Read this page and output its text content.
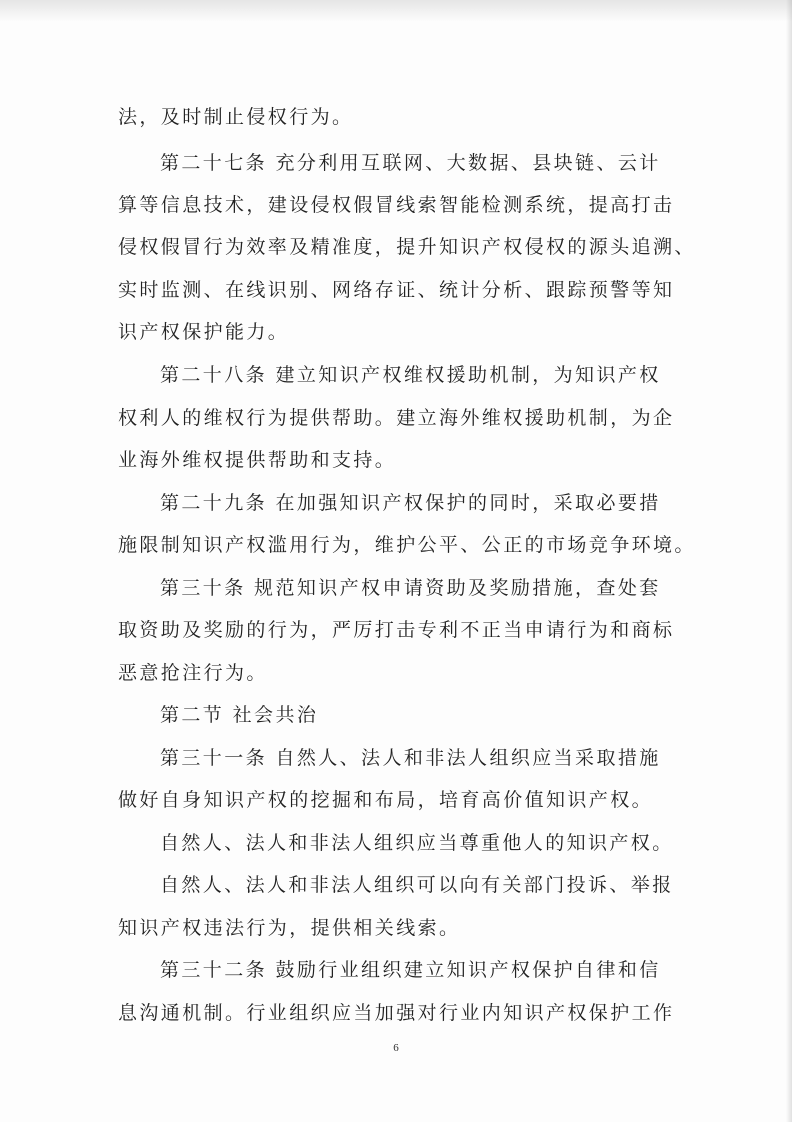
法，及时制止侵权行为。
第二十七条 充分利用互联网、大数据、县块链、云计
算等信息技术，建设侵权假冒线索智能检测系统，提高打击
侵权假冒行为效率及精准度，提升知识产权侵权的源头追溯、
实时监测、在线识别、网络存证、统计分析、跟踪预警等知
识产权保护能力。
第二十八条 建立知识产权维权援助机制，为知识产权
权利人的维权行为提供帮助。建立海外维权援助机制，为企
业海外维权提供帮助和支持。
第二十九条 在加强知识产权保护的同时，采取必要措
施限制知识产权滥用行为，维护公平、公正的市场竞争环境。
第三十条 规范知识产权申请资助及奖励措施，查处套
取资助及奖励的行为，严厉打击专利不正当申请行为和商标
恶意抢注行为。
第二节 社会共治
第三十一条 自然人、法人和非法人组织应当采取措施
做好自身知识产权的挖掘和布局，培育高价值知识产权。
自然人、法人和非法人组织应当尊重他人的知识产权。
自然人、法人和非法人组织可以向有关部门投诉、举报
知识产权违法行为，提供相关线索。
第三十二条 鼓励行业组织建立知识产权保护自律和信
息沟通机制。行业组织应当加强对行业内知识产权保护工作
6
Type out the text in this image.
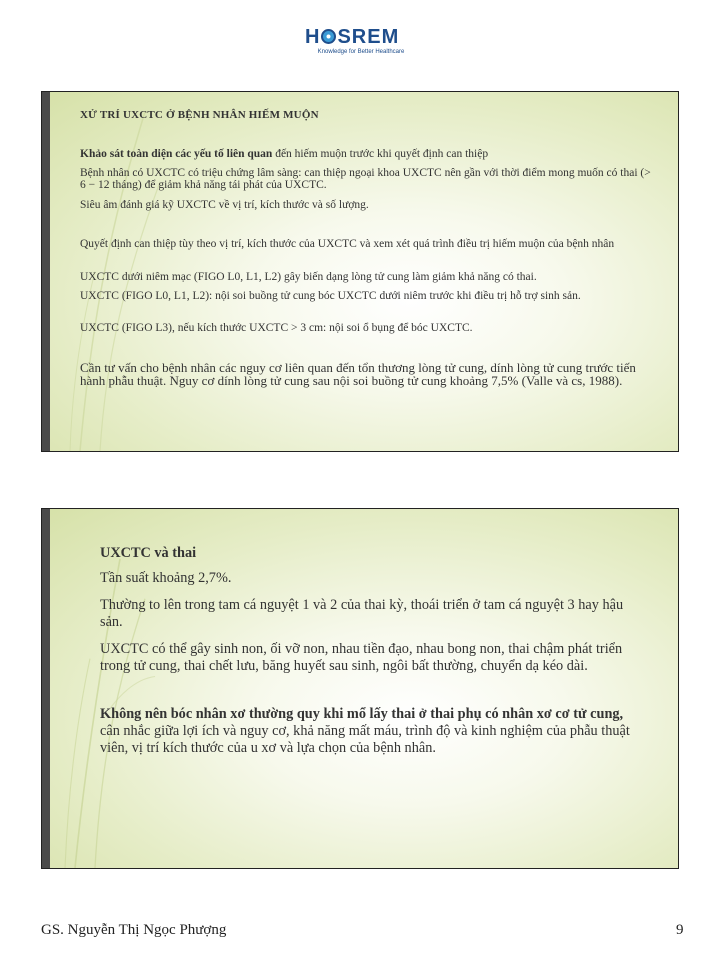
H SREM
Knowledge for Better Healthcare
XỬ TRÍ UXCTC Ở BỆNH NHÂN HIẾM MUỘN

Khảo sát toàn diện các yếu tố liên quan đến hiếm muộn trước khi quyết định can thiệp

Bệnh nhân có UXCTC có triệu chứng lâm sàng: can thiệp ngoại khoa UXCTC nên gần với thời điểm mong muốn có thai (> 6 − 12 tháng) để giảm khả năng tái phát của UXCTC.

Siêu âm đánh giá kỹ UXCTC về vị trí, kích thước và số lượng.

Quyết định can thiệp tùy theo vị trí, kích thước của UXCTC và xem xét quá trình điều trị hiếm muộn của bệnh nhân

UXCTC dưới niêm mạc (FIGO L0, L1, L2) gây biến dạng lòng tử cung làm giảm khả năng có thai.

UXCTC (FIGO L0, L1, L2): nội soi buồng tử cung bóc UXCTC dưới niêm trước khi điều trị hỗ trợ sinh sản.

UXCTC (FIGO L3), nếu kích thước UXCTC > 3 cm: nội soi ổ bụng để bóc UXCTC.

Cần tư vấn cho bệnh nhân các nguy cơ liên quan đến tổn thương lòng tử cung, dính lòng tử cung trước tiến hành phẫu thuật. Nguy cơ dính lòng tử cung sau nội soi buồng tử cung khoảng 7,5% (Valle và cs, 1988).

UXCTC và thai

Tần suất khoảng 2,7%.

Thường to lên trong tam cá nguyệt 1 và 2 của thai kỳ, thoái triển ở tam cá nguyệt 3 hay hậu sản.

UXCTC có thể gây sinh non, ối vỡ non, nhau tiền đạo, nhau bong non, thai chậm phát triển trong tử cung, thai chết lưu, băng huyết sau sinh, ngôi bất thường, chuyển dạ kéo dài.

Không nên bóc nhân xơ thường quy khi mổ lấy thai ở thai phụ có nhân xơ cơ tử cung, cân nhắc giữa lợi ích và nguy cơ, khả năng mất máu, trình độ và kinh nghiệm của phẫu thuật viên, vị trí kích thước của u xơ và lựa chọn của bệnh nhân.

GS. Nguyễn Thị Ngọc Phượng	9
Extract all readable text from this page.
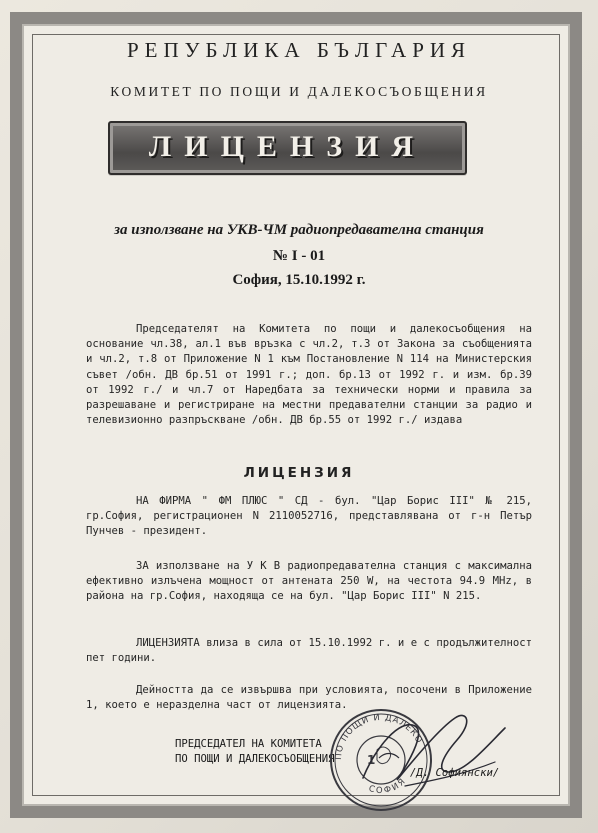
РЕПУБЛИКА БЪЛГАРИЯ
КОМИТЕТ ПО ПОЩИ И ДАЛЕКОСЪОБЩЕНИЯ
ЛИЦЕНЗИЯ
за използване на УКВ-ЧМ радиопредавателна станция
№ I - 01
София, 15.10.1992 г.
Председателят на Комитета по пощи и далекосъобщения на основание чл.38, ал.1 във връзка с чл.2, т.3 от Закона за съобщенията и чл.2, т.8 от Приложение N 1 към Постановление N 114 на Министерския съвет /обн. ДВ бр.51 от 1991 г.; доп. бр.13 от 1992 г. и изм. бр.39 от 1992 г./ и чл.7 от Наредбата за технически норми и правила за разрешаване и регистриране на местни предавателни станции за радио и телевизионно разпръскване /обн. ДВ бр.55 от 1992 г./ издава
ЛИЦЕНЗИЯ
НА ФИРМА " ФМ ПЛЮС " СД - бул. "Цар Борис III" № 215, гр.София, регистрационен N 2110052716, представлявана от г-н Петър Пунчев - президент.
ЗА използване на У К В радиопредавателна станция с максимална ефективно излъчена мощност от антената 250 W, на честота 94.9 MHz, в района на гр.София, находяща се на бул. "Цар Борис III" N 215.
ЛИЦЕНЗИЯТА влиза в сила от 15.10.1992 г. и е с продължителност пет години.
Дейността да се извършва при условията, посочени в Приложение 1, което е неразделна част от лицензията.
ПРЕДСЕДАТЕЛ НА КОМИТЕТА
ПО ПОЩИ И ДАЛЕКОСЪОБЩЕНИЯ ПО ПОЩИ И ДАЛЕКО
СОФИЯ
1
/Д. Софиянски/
=-=-=-=-=
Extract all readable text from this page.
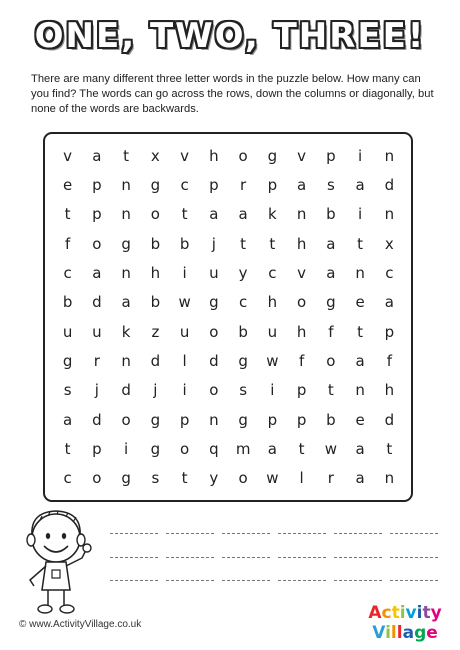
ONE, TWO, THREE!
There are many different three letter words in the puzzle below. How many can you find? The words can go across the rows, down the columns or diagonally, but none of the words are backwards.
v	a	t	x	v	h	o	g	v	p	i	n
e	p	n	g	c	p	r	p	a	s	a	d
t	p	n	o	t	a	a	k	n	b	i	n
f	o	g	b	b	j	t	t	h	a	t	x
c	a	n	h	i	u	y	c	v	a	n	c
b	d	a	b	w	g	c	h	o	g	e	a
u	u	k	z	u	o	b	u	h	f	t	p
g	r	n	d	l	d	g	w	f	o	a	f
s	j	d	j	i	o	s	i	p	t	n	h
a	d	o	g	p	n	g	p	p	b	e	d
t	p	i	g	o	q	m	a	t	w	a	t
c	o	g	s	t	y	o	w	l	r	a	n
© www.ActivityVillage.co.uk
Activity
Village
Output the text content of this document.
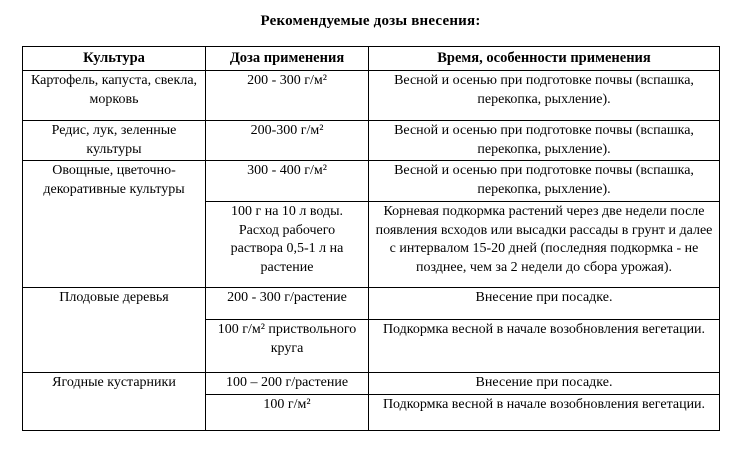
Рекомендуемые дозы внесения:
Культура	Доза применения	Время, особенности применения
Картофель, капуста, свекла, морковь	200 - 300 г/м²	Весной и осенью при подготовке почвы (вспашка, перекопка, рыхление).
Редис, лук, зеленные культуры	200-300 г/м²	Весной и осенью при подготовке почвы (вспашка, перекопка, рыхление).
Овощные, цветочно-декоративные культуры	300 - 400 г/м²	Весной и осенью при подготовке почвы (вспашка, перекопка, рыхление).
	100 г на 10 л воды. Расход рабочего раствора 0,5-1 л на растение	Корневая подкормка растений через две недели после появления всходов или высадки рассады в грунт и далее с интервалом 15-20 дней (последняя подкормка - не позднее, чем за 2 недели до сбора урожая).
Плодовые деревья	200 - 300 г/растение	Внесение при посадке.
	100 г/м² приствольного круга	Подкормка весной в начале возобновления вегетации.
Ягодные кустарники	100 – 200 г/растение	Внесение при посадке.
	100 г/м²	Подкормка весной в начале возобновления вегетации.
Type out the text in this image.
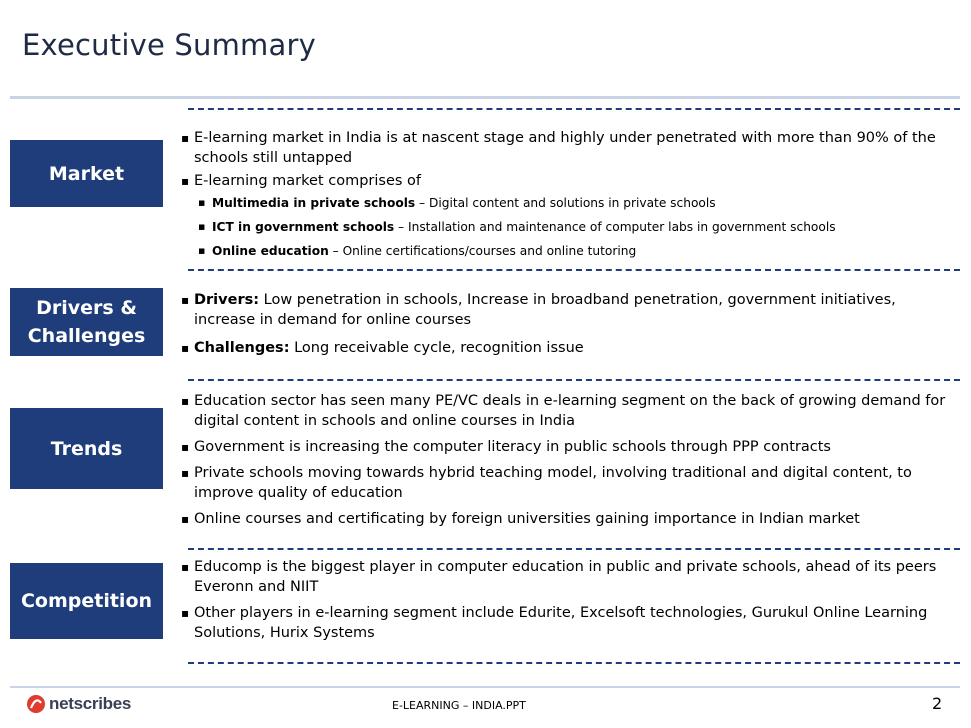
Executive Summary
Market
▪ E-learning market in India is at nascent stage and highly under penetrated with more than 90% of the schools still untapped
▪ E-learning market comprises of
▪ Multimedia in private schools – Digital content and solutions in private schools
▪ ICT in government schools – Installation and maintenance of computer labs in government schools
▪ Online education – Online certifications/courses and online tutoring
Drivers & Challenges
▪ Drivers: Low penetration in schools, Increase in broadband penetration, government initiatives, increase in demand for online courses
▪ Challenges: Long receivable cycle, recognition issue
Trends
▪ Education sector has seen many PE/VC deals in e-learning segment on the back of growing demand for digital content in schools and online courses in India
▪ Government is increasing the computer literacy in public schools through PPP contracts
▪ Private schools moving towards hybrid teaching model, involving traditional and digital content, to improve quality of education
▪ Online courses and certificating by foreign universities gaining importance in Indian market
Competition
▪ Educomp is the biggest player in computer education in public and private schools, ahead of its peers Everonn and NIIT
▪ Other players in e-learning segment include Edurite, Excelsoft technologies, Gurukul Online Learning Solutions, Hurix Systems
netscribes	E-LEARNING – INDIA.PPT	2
=-=-=-=-=
_Given task_: Isolate each line of the listing above that includes "triển". Copy it.

_Correct answer_:
Thường to lên trong tam cá nguyệt 1 và 2 của thai kỳ, thoái triển ở tam cá nguyệt 3 hay hậu sản.
UXCTC có thể gây sinh non, ối vỡ non, nhau tiền đạo, nhau bong non, thai chậm phát triển trong tử cung, thai chết lưu, băng huyết sau sinh, ngôi bất thường, chuyển dạ kéo dài.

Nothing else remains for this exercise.